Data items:
## BEGIN
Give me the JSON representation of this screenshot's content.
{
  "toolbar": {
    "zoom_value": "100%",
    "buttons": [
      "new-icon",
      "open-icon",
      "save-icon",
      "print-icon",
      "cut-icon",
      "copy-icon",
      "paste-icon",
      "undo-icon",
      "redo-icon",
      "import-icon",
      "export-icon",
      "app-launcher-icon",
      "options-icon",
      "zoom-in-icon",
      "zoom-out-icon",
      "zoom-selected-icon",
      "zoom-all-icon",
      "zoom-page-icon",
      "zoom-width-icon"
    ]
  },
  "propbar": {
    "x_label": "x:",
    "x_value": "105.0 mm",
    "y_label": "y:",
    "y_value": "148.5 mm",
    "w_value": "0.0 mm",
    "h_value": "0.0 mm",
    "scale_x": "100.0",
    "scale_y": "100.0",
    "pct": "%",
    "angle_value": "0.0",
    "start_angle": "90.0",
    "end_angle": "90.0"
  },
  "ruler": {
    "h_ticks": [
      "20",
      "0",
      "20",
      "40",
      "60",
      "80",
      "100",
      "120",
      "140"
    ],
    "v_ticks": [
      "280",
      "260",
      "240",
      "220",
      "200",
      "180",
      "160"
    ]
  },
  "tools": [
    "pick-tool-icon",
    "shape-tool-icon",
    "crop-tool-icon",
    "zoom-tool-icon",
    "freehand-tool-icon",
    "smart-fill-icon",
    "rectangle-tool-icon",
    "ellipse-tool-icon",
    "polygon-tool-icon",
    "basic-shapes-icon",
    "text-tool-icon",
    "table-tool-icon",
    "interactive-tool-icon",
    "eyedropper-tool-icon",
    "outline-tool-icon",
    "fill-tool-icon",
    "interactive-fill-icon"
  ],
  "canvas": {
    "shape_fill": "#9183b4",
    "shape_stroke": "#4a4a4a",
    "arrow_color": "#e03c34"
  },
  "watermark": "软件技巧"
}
## END
**Written instruction:**
Write out every record verbatim.

**Problem solution:**
Give me the JSON representation of this screenshot's content.
{
  "toolbar": {
    "zoom_value": "100%",
    "buttons": [
      "new-icon",
      "open-icon",
      "save-icon",
      "print-icon",
      "cut-icon",
      "copy-icon",
      "paste-icon",
      "undo-icon",
      "redo-icon",
      "import-icon",
      "export-icon",
      "app-launcher-icon",
      "options-icon",
      "zoom-in-icon",
      "zoom-out-icon",
      "zoom-selected-icon",
      "zoom-all-icon",
      "zoom-page-icon",
      "zoom-width-icon"
    ]
  },
  "propbar": {
    "x_label": "x:",
    "x_value": "105.0 mm",
    "y_label": "y:",
    "y_value": "148.5 mm",
    "w_value": "0.0 mm",
    "h_value": "0.0 mm",
    "scale_x": "100.0",
    "scale_y": "100.0",
    "pct": "%",
    "angle_value": "0.0",
    "start_angle": "90.0",
    "end_angle": "90.0"
  },
  "ruler": {
    "h_ticks": [
      "20",
      "0",
      "20",
      "40",
      "60",
      "80",
      "100",
      "120",
      "140"
    ],
    "v_ticks": [
      "280",
      "260",
      "240",
      "220",
      "200",
      "180",
      "160"
    ]
  },
  "tools": [
    "pick-tool-icon",
    "shape-tool-icon",
    "crop-tool-icon",
    "zoom-tool-icon",
    "freehand-tool-icon",
    "smart-fill-icon",
    "rectangle-tool-icon",
    "ellipse-tool-icon",
    "polygon-tool-icon",
    "basic-shapes-icon",
    "text-tool-icon",
    "table-tool-icon",
    "interactive-tool-icon",
    "eyedropper-tool-icon",
    "outline-tool-icon",
    "fill-tool-icon",
    "interactive-fill-icon"
  ],
  "canvas": {
    "shape_fill": "#9183b4",
    "shape_stroke": "#4a4a4a",
    "arrow_color": "#e03c34"
  },
  "watermark": "软件技巧"
}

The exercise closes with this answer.